--- WRITTEN INSTRUCTION ---
In the records below, work out how many lines hold the word "ylabel". Report the number alone.

--- RECORDS FOR PROCESSING ---
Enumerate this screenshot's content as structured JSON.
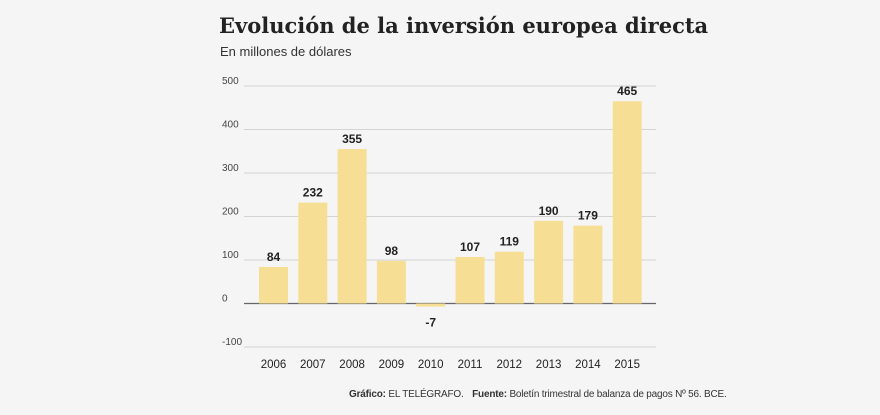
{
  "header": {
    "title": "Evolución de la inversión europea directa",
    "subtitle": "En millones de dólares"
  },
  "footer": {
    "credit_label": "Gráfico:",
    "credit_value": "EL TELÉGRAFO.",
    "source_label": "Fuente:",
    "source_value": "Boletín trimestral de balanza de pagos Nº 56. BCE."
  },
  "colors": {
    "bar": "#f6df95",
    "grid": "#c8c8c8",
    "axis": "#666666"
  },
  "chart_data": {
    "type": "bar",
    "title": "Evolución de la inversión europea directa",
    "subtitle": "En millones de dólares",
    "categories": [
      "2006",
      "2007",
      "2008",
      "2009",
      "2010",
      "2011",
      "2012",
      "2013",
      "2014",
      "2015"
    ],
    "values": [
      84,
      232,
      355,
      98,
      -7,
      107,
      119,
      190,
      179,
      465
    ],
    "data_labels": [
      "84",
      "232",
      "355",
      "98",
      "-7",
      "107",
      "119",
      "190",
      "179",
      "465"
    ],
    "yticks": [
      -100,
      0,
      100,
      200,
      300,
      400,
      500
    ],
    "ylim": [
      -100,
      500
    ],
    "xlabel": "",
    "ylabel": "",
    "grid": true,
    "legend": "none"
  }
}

---

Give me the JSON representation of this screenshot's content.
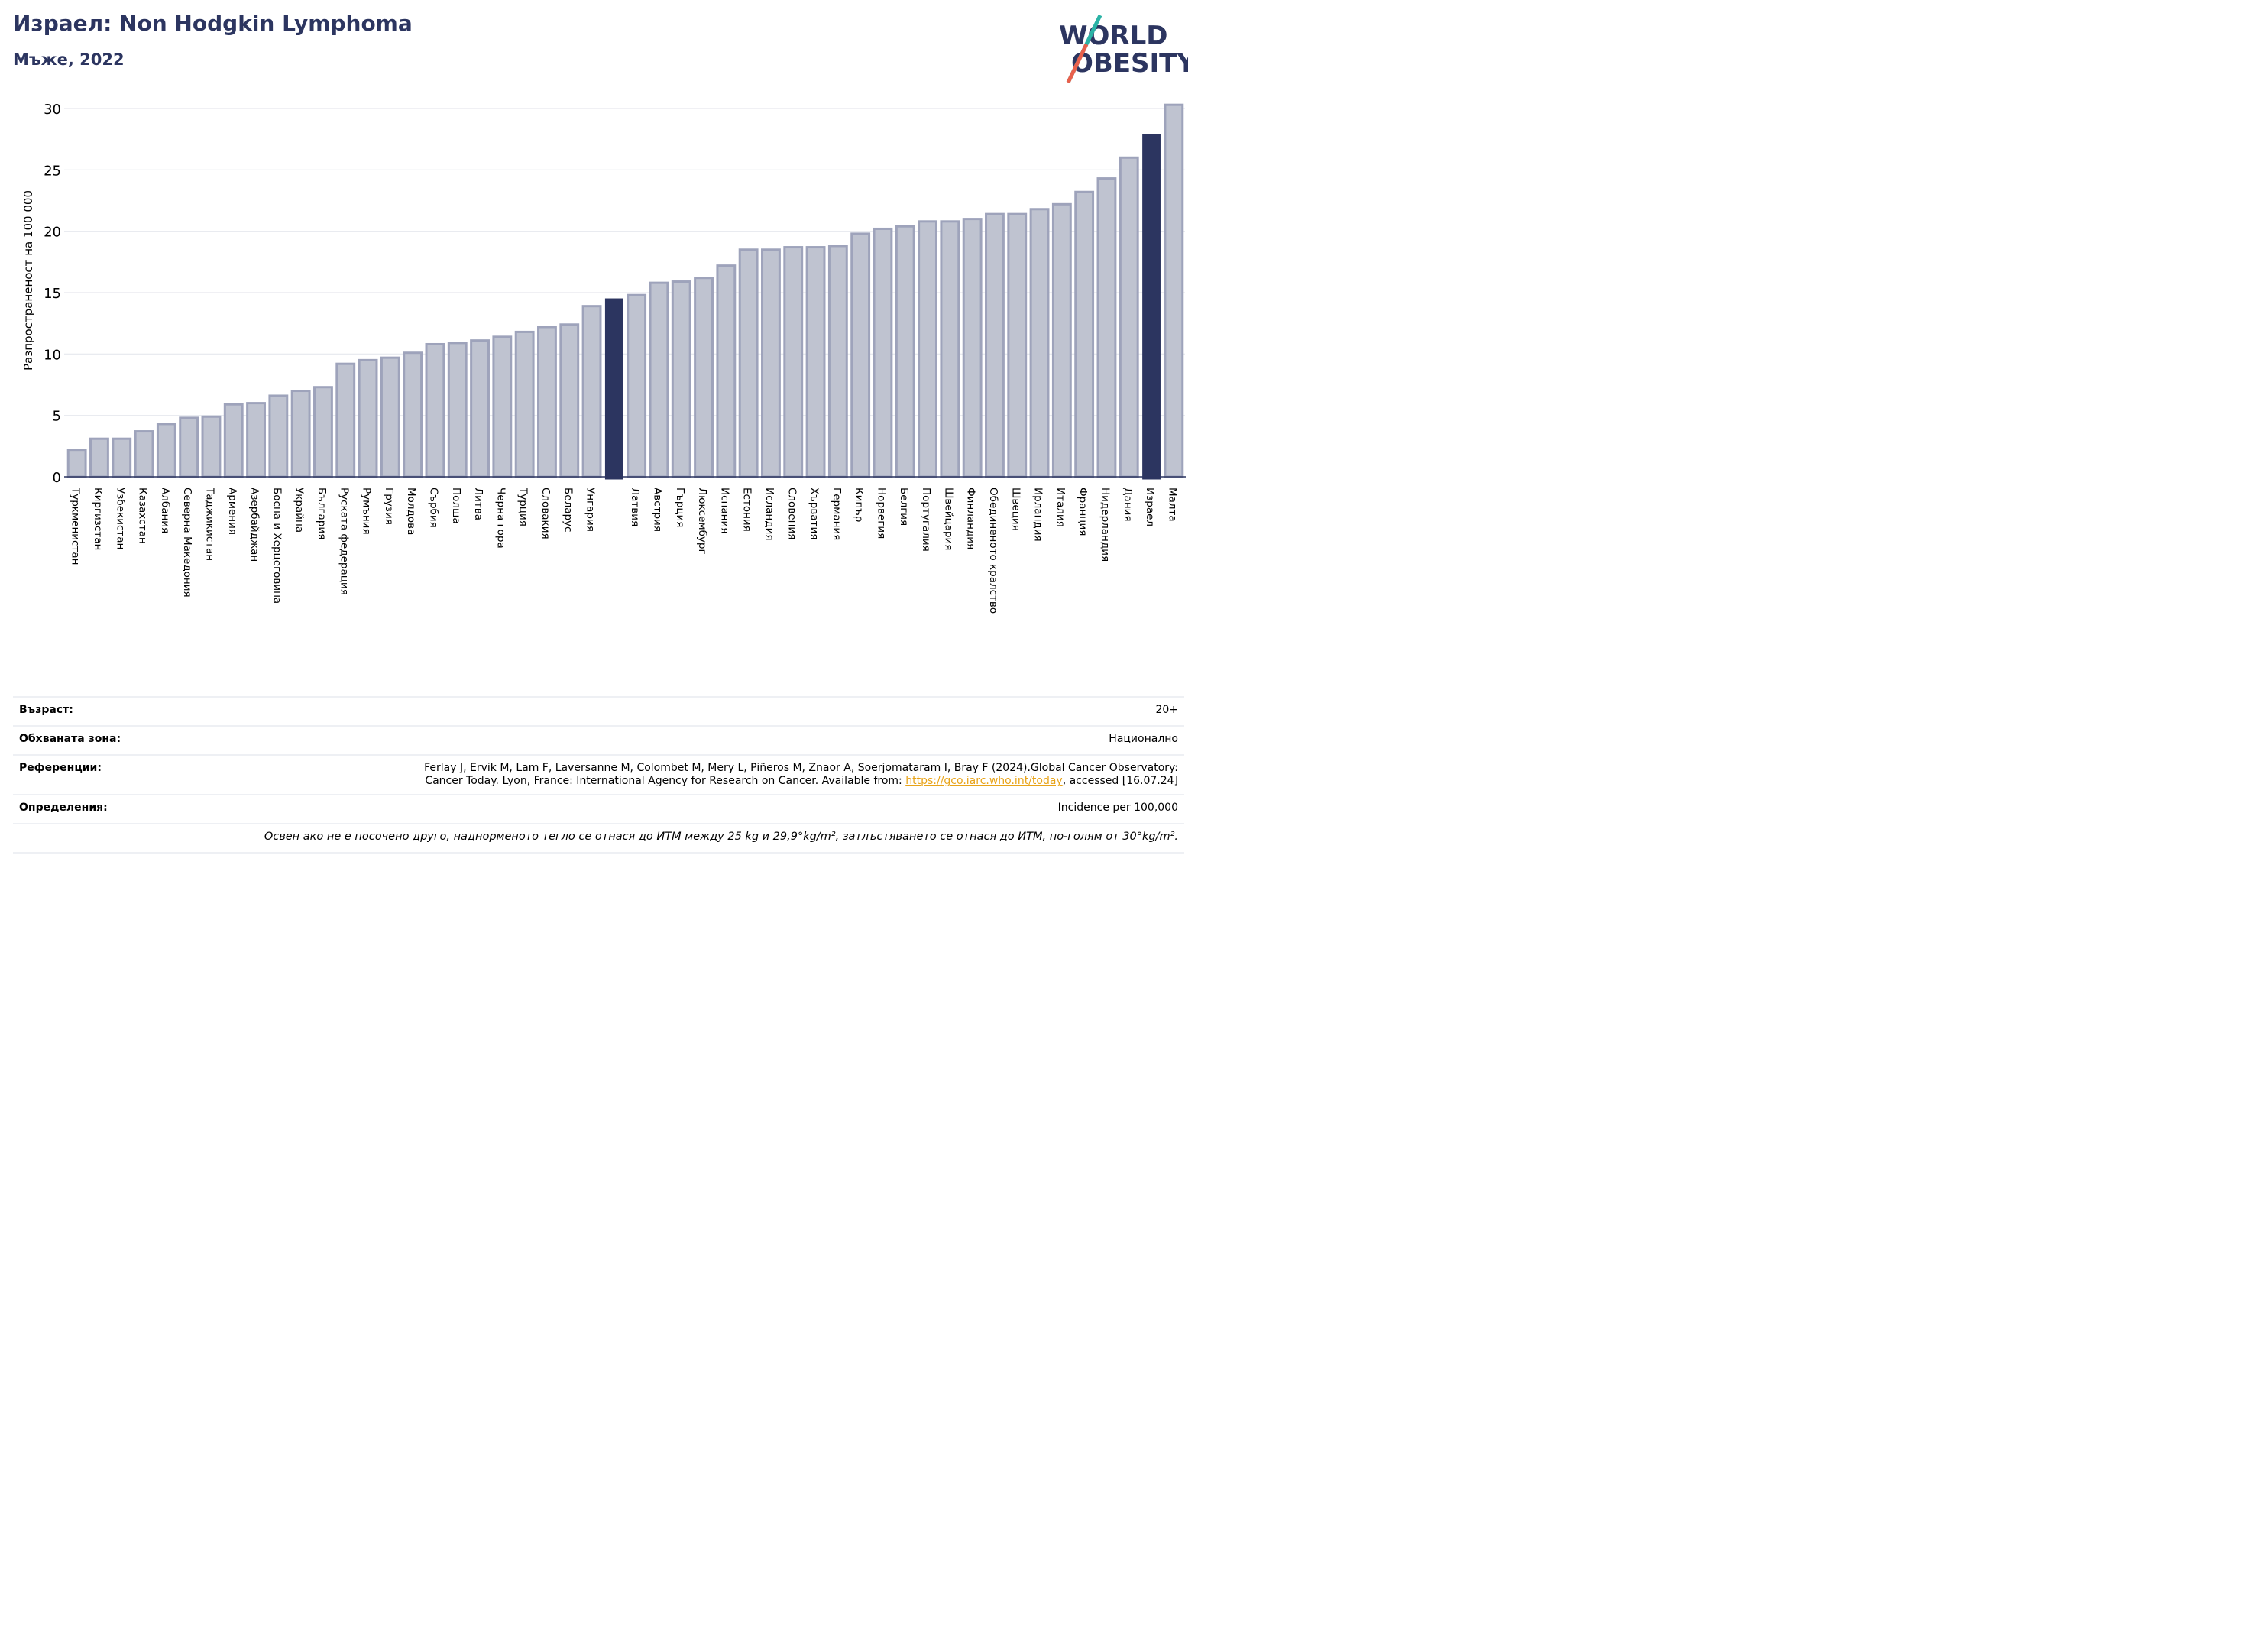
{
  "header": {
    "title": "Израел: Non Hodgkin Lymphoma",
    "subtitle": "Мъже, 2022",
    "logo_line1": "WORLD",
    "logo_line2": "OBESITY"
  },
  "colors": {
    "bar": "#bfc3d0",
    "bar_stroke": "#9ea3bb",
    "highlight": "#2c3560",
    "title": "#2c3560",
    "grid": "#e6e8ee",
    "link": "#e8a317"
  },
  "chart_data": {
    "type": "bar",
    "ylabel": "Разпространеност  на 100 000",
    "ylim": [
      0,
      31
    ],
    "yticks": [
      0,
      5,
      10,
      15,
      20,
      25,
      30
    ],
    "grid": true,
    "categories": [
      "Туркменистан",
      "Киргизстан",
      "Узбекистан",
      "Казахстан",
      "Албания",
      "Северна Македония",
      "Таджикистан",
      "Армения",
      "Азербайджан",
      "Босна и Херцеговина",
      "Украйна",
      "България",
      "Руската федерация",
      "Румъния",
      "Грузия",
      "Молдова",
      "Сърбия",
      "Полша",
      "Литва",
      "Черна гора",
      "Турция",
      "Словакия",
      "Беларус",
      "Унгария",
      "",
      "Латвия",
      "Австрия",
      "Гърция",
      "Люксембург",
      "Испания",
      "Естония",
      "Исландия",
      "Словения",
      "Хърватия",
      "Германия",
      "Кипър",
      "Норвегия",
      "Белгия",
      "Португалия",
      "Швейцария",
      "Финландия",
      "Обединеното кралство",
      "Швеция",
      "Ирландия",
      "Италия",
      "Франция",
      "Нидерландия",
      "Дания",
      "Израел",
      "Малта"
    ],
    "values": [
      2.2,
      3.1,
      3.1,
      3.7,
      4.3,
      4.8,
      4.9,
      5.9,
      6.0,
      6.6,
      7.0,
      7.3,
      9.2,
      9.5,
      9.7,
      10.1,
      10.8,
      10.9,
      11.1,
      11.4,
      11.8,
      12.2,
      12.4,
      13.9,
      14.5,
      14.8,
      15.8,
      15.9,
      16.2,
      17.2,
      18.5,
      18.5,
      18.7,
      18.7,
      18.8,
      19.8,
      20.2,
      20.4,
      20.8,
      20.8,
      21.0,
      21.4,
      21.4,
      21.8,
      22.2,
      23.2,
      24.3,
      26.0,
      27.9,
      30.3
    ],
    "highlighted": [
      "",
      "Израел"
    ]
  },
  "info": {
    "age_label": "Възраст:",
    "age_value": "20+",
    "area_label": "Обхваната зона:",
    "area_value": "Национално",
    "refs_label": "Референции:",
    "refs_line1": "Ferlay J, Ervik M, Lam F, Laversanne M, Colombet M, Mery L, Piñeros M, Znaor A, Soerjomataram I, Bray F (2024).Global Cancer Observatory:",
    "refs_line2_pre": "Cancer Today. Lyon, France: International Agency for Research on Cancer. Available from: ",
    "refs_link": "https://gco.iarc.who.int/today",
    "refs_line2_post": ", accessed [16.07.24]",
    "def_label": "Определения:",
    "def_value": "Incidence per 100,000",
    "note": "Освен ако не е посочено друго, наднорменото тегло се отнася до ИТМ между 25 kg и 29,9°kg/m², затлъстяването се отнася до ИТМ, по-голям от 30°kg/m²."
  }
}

--- WRITTEN RESPONSE ---
2